:: RECORDED INFORMATION ::

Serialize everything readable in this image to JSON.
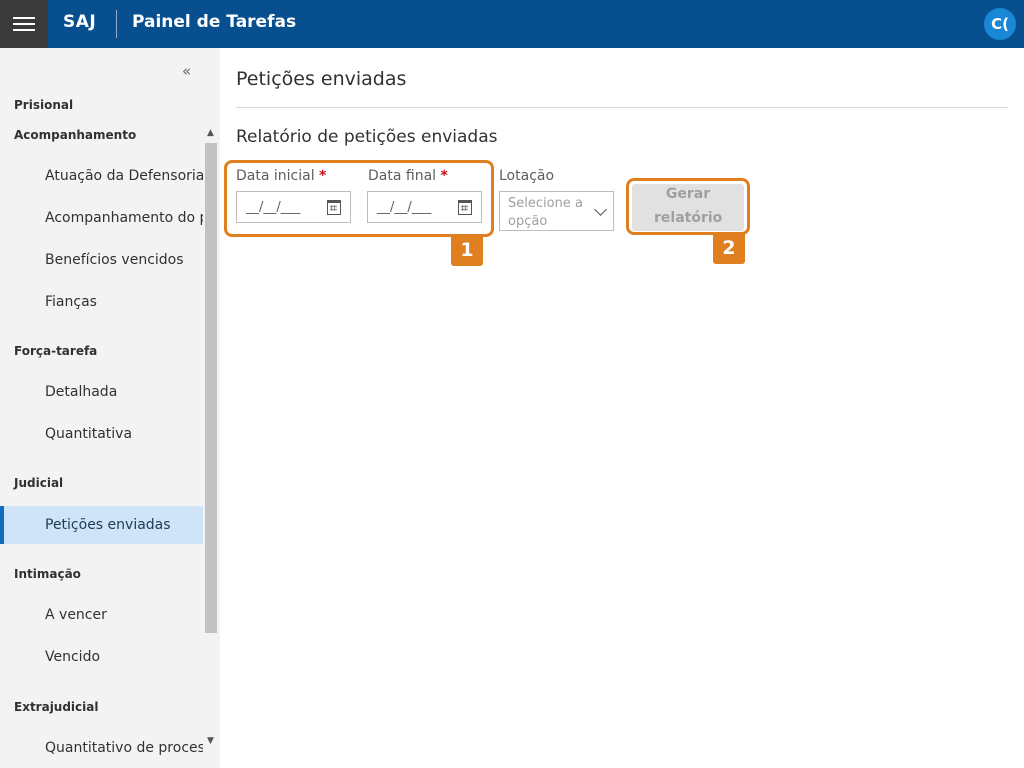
{
  "header": {
    "brand": "SAJ",
    "title": "Painel de Tarefas",
    "avatar_initials": "C("
  },
  "sidebar": {
    "collapse_glyph": "«",
    "sections": {
      "prisional": "Prisional",
      "acompanhamento": "Acompanhamento",
      "forca_tarefa": "Força-tarefa",
      "judicial": "Judicial",
      "intimacao": "Intimação",
      "extrajudicial": "Extrajudicial"
    },
    "items": {
      "atuacao": "Atuação da Defensoria",
      "acompanhamento_pre": "Acompanhamento do pre",
      "beneficios": "Benefícios vencidos",
      "fiancas": "Fianças",
      "detalhada": "Detalhada",
      "quantitativa": "Quantitativa",
      "peticoes": "Petições enviadas",
      "a_vencer": "A vencer",
      "vencido": "Vencido",
      "quantitativo_processo": "Quantitativo de processo"
    }
  },
  "main": {
    "page_title": "Petições enviadas",
    "section_title": "Relatório de petições enviadas",
    "form": {
      "data_inicial_label": "Data inicial",
      "data_final_label": "Data final",
      "required_mark": "*",
      "date_placeholder": "__/__/___",
      "lotacao_label": "Lotação",
      "lotacao_placeholder": "Selecione a opção",
      "generate_button": "Gerar relatório"
    }
  },
  "annotations": {
    "badge_1": "1",
    "badge_2": "2",
    "color": "#e07f1f"
  },
  "colors": {
    "header_bg": "#084f8f",
    "active_item_bg": "#cfe4f7",
    "active_item_border": "#0f6cbd"
  }
}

:::

• WRITTEN PROBLEM: Images should not appear in the copy; retype the listing above exactly.

• WRITTEN ANSWER:
Serialize everything readable in this image to JSON.
{
  "header": {
    "brand": "SAJ",
    "title": "Painel de Tarefas",
    "avatar_initials": "C("
  },
  "sidebar": {
    "collapse_glyph": "«",
    "sections": {
      "prisional": "Prisional",
      "acompanhamento": "Acompanhamento",
      "forca_tarefa": "Força-tarefa",
      "judicial": "Judicial",
      "intimacao": "Intimação",
      "extrajudicial": "Extrajudicial"
    },
    "items": {
      "atuacao": "Atuação da Defensoria",
      "acompanhamento_pre": "Acompanhamento do pre",
      "beneficios": "Benefícios vencidos",
      "fiancas": "Fianças",
      "detalhada": "Detalhada",
      "quantitativa": "Quantitativa",
      "peticoes": "Petições enviadas",
      "a_vencer": "A vencer",
      "vencido": "Vencido",
      "quantitativo_processo": "Quantitativo de processo"
    }
  },
  "main": {
    "page_title": "Petições enviadas",
    "section_title": "Relatório de petições enviadas",
    "form": {
      "data_inicial_label": "Data inicial",
      "data_final_label": "Data final",
      "required_mark": "*",
      "date_placeholder": "__/__/___",
      "lotacao_label": "Lotação",
      "lotacao_placeholder": "Selecione a opção",
      "generate_button": "Gerar relatório"
    }
  },
  "annotations": {
    "badge_1": "1",
    "badge_2": "2",
    "color": "#e07f1f"
  },
  "colors": {
    "header_bg": "#084f8f",
    "active_item_bg": "#cfe4f7",
    "active_item_border": "#0f6cbd"
  }
}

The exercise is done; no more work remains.